Task directions
Reproduce, character for character, the entries from the start through the line containing "1289, 932, 1317]", including both of those lines.

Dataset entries
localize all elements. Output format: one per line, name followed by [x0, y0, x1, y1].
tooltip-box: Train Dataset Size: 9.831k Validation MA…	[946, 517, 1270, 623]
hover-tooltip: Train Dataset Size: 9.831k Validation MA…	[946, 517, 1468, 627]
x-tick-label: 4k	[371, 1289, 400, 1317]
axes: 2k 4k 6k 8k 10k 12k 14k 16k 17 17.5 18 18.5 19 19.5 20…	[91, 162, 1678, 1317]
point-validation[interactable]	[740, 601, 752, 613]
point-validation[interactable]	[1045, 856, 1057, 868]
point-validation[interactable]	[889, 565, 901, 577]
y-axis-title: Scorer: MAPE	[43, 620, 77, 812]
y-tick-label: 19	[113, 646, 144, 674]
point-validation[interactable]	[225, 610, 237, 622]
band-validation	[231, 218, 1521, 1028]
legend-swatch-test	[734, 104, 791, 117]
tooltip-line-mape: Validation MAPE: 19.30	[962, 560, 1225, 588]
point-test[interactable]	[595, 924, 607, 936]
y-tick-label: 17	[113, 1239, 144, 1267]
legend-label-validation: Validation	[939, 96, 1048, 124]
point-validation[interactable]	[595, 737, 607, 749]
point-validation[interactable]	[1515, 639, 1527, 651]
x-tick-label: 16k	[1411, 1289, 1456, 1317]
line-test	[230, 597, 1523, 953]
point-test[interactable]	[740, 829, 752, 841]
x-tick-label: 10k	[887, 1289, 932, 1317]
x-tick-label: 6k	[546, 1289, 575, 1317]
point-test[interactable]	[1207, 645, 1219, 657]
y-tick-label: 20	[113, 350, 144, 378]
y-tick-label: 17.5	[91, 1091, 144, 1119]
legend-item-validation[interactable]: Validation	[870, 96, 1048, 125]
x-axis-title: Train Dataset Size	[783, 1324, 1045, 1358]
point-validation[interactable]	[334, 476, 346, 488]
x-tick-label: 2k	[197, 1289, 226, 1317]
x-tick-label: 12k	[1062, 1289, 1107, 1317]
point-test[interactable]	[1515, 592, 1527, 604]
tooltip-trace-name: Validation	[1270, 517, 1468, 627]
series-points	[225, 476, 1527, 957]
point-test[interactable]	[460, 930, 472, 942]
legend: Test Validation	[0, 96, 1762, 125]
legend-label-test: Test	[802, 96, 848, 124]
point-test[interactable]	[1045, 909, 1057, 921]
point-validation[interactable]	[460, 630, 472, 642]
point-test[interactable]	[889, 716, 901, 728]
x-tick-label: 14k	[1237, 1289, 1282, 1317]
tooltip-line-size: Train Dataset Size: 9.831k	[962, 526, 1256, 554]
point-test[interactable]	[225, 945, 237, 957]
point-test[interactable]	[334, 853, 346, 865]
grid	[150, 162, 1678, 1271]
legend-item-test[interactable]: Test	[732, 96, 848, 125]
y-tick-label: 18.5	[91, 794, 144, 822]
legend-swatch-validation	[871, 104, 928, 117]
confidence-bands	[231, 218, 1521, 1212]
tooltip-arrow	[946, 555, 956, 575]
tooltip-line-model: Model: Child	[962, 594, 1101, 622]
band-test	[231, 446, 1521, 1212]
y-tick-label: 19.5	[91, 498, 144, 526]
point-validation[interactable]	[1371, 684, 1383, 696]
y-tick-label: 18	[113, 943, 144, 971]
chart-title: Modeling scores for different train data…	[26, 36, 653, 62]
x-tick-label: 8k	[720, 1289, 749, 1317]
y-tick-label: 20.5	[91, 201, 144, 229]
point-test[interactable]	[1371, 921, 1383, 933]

Complete output
localize all elements. Output format: one per line, name followed by [x0, y0, x1, y1].
tooltip-box: Train Dataset Size: 9.831k Validation MA…	[946, 517, 1270, 623]
hover-tooltip: Train Dataset Size: 9.831k Validation MA…	[946, 517, 1468, 627]
x-tick-label: 4k	[371, 1289, 400, 1317]
axes: 2k 4k 6k 8k 10k 12k 14k 16k 17 17.5 18 18.5 19 19.5 20…	[91, 162, 1678, 1317]
point-validation[interactable]	[740, 601, 752, 613]
point-validation[interactable]	[1045, 856, 1057, 868]
point-validation[interactable]	[889, 565, 901, 577]
y-axis-title: Scorer: MAPE	[43, 620, 77, 812]
y-tick-label: 19	[113, 646, 144, 674]
point-validation[interactable]	[225, 610, 237, 622]
band-validation	[231, 218, 1521, 1028]
legend-swatch-test	[734, 104, 791, 117]
tooltip-line-mape: Validation MAPE: 19.30	[962, 560, 1225, 588]
point-test[interactable]	[595, 924, 607, 936]
y-tick-label: 17	[113, 1239, 144, 1267]
legend-label-validation: Validation	[939, 96, 1048, 124]
point-validation[interactable]	[595, 737, 607, 749]
point-validation[interactable]	[1515, 639, 1527, 651]
x-tick-label: 16k	[1411, 1289, 1456, 1317]
line-test	[230, 597, 1523, 953]
point-test[interactable]	[740, 829, 752, 841]
x-tick-label: 10k	[887, 1289, 932, 1317]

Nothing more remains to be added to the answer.